Extracted data entries

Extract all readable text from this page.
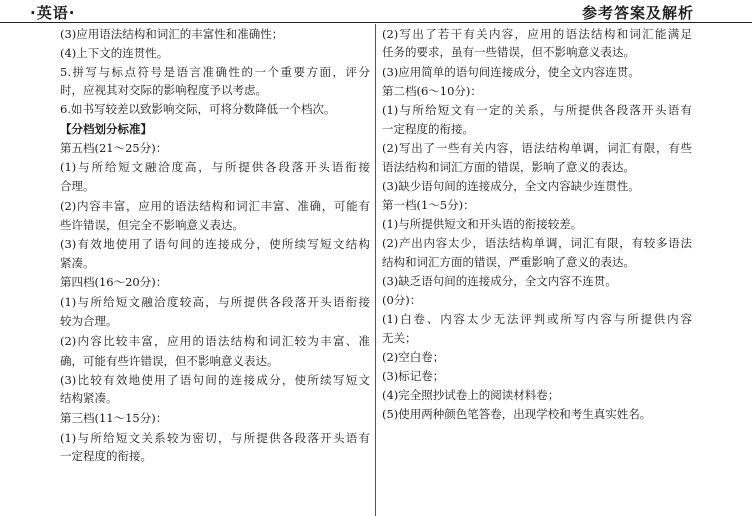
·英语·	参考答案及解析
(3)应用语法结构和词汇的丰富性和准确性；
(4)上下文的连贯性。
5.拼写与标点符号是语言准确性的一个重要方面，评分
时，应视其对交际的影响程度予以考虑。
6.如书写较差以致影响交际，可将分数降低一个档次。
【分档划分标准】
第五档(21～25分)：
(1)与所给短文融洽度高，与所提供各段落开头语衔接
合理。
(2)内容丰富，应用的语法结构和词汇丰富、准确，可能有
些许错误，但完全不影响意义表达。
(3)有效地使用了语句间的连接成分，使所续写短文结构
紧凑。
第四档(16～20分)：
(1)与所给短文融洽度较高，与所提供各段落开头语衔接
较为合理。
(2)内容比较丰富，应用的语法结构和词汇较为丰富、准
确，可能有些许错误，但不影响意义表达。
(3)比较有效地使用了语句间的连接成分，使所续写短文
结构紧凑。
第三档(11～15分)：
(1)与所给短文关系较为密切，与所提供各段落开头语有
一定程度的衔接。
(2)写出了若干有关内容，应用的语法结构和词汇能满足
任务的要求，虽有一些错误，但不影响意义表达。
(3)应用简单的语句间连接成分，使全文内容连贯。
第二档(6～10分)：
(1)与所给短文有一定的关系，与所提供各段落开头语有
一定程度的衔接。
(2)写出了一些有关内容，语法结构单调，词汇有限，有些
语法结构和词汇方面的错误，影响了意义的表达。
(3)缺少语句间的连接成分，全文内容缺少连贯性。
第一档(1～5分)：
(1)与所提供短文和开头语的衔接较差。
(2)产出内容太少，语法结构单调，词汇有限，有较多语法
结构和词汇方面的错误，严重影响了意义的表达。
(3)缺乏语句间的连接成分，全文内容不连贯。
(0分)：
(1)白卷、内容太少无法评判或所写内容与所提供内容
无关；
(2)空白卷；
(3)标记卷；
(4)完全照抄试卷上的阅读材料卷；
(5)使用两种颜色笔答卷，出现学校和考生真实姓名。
--
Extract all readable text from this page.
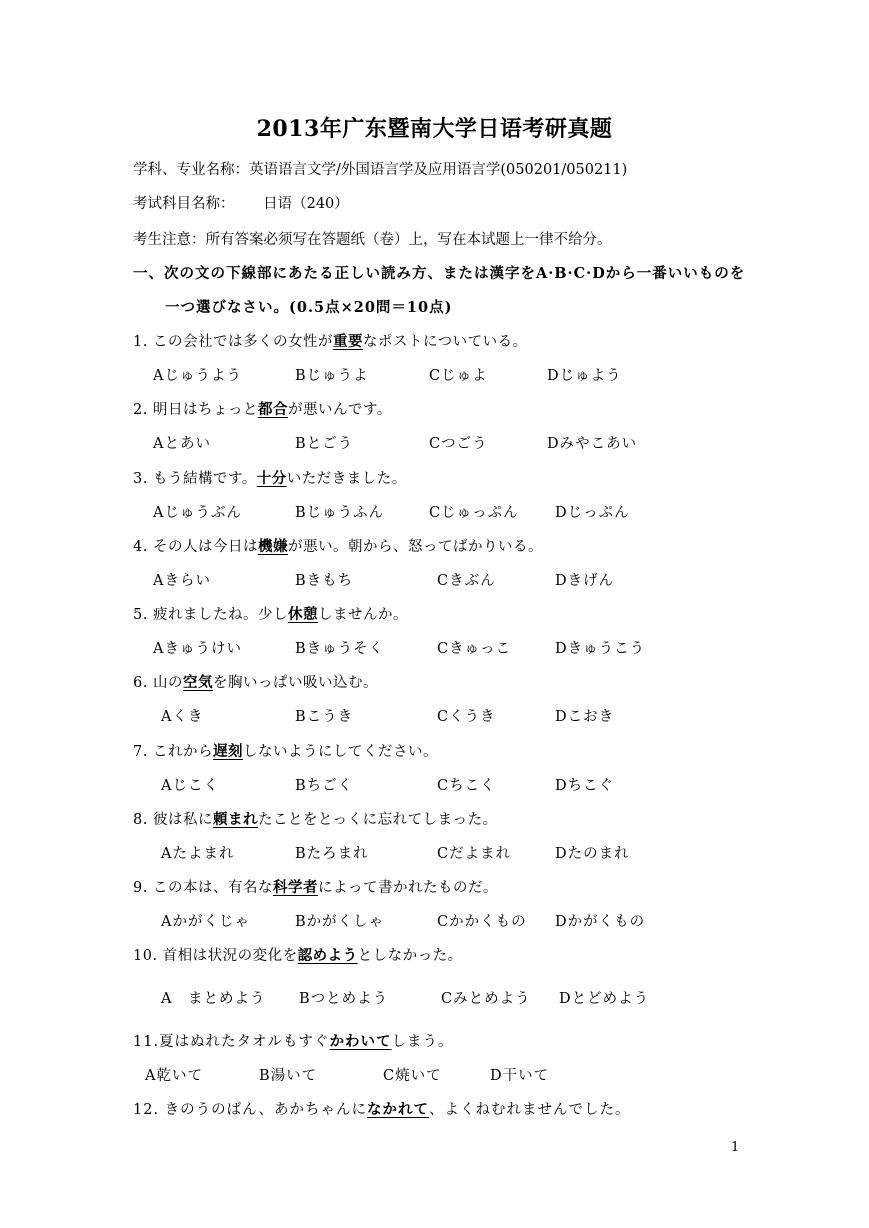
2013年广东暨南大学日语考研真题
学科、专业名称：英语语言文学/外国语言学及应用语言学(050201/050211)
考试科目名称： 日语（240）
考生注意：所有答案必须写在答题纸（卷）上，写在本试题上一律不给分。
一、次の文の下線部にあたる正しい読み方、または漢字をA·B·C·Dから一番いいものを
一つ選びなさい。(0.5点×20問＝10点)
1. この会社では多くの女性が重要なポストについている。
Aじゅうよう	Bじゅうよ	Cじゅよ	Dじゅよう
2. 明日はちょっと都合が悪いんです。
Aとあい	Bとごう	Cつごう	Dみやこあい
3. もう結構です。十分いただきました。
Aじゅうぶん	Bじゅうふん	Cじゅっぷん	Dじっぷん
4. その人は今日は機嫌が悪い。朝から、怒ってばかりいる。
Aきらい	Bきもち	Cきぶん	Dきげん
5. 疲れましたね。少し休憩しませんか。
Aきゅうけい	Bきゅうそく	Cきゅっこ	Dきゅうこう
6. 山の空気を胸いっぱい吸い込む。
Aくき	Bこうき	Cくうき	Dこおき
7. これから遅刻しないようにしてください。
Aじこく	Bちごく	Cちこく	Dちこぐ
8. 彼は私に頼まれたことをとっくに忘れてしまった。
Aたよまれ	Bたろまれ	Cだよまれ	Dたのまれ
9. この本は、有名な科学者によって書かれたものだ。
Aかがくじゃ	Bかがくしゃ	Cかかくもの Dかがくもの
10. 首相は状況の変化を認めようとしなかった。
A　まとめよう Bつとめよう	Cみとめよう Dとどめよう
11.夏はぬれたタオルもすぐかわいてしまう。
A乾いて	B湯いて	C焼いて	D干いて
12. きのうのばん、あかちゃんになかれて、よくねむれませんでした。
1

• [Task to carry out]:
Which lines in the listing above hold the word "语法结构单调"? Show each of them.

• [Finished answer]:
(2)写出了一些有关内容，语法结构单调，词汇有限，有些
(2)产出内容太少，语法结构单调，词汇有限，有较多语法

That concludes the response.